* **PROMPT**: Retype nothing but the lines running from the line that contains "Give me the" to the last line, both ends included, and skip every image.

####################

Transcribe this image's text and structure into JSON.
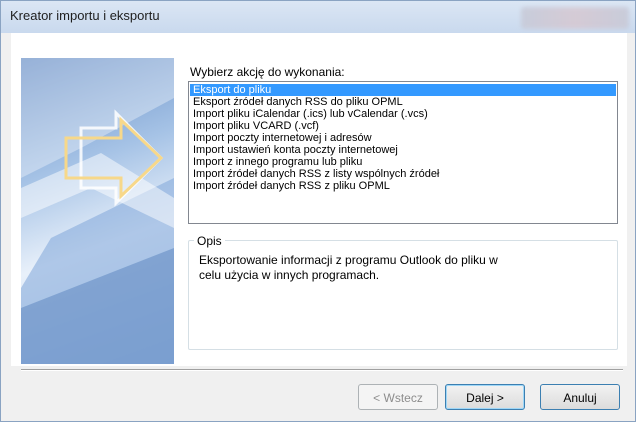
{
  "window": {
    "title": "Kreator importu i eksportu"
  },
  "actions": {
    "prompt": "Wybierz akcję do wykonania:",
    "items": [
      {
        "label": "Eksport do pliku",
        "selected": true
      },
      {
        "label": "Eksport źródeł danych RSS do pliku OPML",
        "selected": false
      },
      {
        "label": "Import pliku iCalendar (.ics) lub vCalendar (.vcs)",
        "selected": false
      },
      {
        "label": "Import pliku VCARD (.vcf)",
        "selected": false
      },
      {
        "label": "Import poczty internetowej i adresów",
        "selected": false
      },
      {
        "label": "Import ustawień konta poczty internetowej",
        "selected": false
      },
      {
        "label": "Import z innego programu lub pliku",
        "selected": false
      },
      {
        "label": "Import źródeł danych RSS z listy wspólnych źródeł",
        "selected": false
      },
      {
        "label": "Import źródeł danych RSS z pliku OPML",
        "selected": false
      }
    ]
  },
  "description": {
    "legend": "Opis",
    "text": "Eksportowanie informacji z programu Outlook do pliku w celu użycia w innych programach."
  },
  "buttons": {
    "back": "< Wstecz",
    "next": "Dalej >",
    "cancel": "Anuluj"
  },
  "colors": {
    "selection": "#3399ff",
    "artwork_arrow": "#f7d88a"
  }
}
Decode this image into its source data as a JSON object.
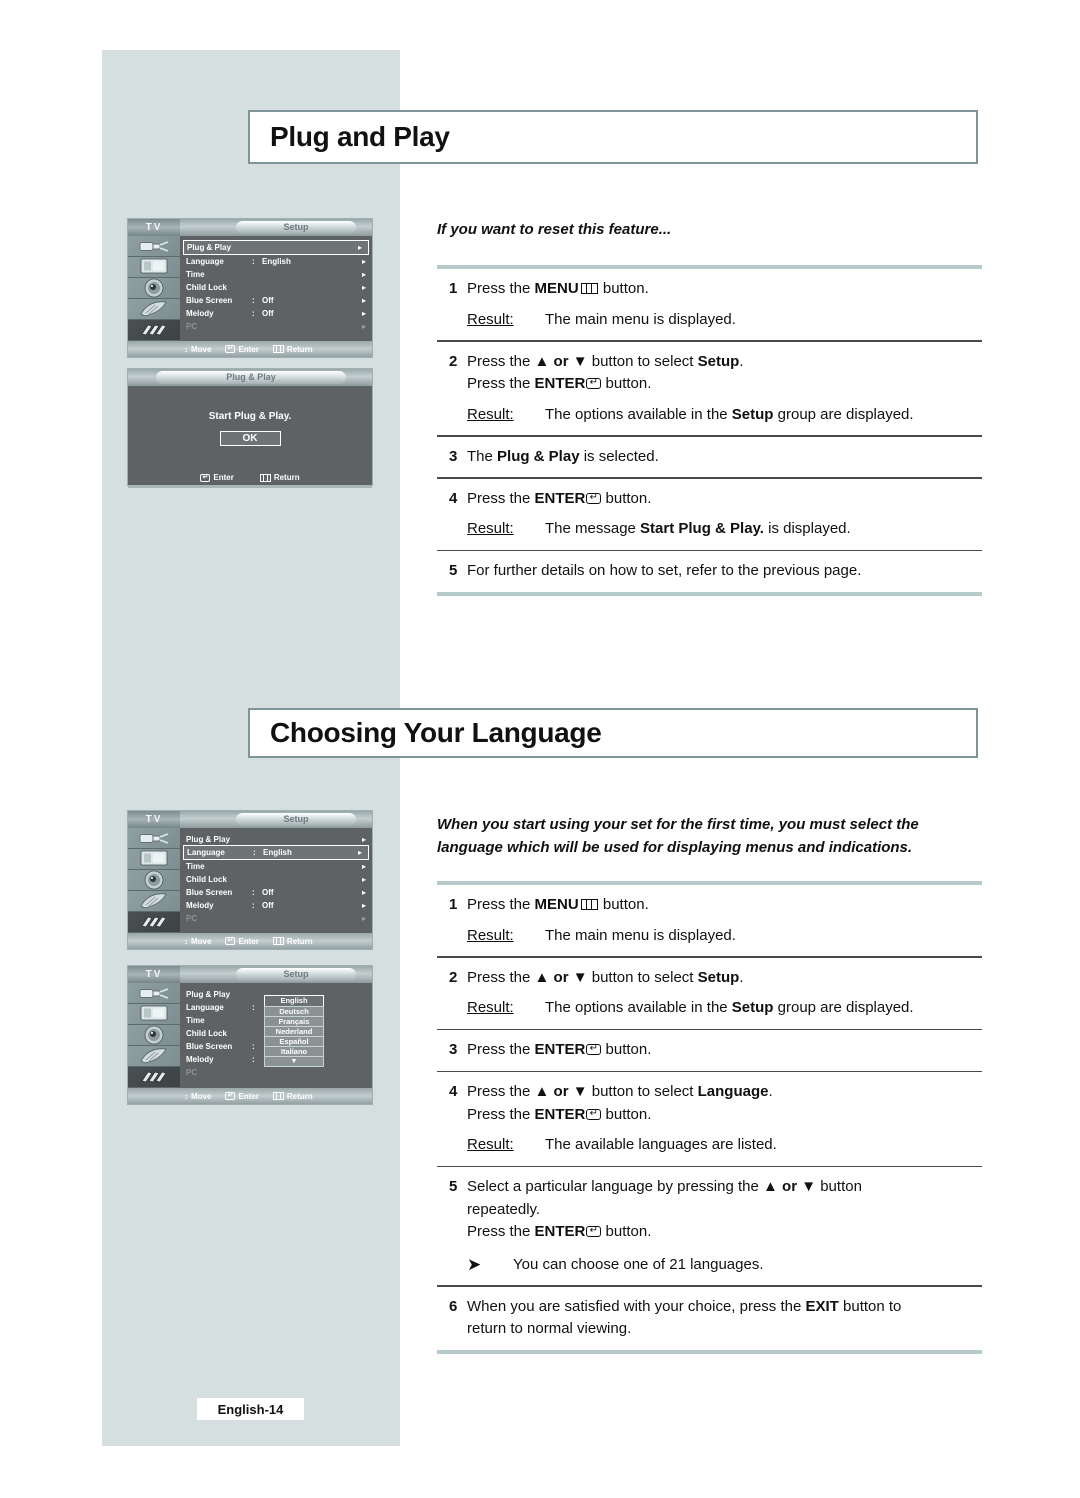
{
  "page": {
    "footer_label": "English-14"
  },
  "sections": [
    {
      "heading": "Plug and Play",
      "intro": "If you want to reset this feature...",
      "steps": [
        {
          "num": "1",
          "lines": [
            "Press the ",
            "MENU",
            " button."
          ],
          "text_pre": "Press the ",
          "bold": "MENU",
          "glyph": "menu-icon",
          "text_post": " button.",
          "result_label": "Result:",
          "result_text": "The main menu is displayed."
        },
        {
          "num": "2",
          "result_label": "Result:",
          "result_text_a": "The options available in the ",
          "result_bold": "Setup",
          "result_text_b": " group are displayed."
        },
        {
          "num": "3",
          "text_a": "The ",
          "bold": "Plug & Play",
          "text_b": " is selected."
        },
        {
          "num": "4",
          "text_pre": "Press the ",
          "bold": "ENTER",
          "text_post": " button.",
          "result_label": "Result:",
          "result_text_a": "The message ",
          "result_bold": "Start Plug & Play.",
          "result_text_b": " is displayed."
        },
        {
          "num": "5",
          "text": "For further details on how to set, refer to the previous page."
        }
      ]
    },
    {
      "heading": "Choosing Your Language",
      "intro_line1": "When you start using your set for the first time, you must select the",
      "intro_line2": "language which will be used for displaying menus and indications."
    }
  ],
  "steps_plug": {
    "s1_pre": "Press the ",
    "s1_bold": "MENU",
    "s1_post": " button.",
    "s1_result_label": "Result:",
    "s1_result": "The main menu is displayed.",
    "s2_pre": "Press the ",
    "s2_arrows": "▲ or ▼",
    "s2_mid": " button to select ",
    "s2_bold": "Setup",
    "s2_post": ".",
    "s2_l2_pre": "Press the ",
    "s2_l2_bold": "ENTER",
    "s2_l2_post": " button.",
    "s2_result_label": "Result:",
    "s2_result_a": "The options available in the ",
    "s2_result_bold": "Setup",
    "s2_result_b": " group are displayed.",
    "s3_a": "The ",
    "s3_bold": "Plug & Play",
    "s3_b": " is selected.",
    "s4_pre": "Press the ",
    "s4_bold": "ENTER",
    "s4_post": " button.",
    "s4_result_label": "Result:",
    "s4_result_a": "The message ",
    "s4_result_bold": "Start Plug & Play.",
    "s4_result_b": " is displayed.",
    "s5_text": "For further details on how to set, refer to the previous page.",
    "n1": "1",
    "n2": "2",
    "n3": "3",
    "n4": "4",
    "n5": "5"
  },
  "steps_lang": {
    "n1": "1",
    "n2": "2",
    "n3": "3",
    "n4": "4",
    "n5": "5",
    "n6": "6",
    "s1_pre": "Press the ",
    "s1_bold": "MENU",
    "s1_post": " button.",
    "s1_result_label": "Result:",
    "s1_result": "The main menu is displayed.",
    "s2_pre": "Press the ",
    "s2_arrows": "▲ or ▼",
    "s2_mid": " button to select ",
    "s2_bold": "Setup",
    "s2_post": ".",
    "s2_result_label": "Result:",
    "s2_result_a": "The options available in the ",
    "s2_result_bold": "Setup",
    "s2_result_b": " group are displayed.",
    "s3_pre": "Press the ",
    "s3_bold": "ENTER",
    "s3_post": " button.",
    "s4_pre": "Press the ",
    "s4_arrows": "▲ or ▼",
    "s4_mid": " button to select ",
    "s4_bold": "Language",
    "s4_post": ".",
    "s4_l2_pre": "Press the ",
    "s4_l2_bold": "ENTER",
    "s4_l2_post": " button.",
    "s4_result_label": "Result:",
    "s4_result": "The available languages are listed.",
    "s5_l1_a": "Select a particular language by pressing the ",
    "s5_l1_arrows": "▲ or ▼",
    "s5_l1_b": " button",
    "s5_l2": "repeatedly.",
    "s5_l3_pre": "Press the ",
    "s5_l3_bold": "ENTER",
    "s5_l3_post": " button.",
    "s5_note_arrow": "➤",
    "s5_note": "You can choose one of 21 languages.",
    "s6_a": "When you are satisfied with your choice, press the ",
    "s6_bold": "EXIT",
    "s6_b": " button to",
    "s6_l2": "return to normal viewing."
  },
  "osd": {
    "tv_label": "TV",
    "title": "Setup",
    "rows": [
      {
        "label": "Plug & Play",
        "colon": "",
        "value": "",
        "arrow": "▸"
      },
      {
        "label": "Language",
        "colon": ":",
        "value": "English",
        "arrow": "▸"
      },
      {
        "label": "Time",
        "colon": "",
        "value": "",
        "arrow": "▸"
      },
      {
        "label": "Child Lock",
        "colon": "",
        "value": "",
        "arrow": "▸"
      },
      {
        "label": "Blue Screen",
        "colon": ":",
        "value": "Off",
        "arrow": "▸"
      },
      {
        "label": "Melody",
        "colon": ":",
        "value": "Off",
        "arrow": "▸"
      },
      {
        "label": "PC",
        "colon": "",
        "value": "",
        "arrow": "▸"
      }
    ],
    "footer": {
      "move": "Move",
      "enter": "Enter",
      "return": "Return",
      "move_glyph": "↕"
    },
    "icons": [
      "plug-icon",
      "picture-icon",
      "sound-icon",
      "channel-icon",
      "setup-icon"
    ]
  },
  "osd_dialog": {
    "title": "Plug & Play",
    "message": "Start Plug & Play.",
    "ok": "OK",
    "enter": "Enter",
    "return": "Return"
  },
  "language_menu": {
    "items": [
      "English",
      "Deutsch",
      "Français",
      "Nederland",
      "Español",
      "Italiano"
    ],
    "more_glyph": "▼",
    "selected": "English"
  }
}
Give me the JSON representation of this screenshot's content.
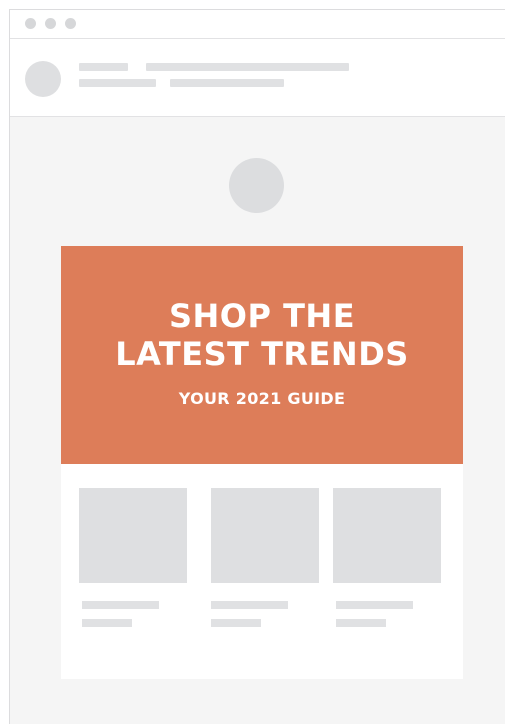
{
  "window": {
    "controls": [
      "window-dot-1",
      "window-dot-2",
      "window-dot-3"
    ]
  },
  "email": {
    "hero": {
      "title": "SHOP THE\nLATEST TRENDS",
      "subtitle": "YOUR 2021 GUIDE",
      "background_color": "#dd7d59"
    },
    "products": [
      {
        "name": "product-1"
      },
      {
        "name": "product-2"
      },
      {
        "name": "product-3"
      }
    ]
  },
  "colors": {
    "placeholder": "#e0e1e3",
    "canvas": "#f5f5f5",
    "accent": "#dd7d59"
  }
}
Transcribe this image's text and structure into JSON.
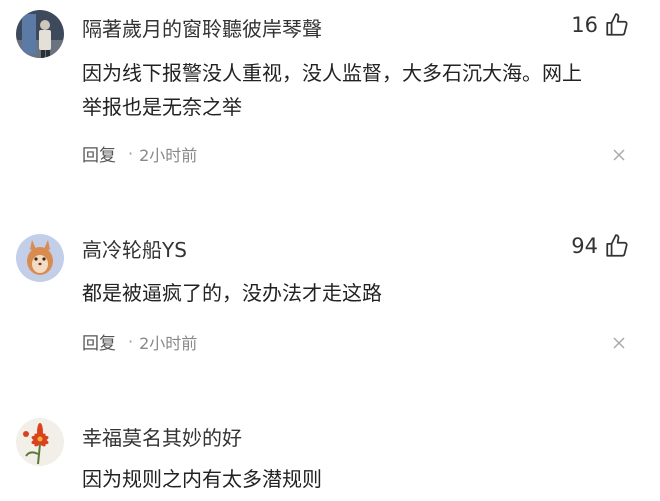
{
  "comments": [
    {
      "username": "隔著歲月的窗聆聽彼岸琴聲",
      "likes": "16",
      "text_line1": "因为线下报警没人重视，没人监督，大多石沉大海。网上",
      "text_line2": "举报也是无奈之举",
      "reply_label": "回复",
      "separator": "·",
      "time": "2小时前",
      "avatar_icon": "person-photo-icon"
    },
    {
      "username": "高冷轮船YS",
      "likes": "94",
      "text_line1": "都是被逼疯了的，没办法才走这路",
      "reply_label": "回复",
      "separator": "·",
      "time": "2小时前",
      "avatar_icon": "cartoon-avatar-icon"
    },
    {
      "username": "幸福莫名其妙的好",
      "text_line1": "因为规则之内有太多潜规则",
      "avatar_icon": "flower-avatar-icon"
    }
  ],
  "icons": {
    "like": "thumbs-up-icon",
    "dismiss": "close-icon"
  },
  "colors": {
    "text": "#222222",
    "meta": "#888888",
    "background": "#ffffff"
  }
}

####################

* **EXERCISE OUTPUT**:
Give me the JSON representation of this screenshot's content.
{
  "window": {
    "controls": [
      "window-dot-1",
      "window-dot-2",
      "window-dot-3"
    ]
  },
  "email": {
    "hero": {
      "title": "SHOP THE\nLATEST TRENDS",
      "subtitle": "YOUR 2021 GUIDE",
      "background_color": "#dd7d59"
    },
    "products": [
      {
        "name": "product-1"
      },
      {
        "name": "product-2"
      },
      {
        "name": "product-3"
      }
    ]
  },
  "colors": {
    "placeholder": "#e0e1e3",
    "canvas": "#f5f5f5",
    "accent": "#dd7d59"
  }
}
Transcribe this image's text and structure into JSON.
{
  "comments": [
    {
      "username": "隔著歲月的窗聆聽彼岸琴聲",
      "likes": "16",
      "text_line1": "因为线下报警没人重视，没人监督，大多石沉大海。网上",
      "text_line2": "举报也是无奈之举",
      "reply_label": "回复",
      "separator": "·",
      "time": "2小时前",
      "avatar_icon": "person-photo-icon"
    },
    {
      "username": "高冷轮船YS",
      "likes": "94",
      "text_line1": "都是被逼疯了的，没办法才走这路",
      "reply_label": "回复",
      "separator": "·",
      "time": "2小时前",
      "avatar_icon": "cartoon-avatar-icon"
    },
    {
      "username": "幸福莫名其妙的好",
      "text_line1": "因为规则之内有太多潜规则",
      "avatar_icon": "flower-avatar-icon"
    }
  ],
  "icons": {
    "like": "thumbs-up-icon",
    "dismiss": "close-icon"
  },
  "colors": {
    "text": "#222222",
    "meta": "#888888",
    "background": "#ffffff"
  }
}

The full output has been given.